**Request:** Filter the entries below, keeping only lines with the word "Spand".

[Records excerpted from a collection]

= = = = =

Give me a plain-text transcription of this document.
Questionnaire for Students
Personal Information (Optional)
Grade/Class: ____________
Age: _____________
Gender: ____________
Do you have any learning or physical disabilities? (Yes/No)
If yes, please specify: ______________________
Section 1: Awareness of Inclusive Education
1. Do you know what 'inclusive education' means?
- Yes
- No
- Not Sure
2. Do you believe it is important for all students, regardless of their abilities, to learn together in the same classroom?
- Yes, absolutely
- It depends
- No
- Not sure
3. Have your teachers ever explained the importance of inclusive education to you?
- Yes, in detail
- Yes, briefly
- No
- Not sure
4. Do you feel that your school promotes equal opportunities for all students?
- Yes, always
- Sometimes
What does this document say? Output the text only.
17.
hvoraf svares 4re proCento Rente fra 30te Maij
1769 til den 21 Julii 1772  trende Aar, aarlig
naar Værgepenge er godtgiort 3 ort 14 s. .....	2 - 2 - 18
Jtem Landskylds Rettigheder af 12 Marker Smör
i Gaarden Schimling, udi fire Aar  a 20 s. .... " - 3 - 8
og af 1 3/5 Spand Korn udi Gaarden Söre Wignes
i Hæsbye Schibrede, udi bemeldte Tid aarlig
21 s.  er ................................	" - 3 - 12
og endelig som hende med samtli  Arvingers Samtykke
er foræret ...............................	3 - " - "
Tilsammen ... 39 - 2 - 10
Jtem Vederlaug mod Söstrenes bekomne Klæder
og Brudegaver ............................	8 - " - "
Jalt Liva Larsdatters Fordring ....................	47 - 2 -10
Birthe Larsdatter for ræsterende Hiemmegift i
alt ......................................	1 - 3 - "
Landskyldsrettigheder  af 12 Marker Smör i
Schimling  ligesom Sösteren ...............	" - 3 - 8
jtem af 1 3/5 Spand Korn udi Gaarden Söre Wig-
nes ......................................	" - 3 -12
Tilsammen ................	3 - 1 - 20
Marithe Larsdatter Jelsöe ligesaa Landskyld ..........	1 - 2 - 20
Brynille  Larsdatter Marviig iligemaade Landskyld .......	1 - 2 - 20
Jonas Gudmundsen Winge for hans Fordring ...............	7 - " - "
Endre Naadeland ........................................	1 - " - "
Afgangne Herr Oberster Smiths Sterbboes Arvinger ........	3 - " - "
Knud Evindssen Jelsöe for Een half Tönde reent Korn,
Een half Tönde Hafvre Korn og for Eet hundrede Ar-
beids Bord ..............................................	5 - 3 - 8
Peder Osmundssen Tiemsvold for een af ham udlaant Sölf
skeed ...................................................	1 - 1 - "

= = = = =

**Solution:**
og af 1 3/5 Spand Korn udi Gaarden Söre Wignes
jtem af 1 3/5 Spand Korn udi Gaarden Söre Wig-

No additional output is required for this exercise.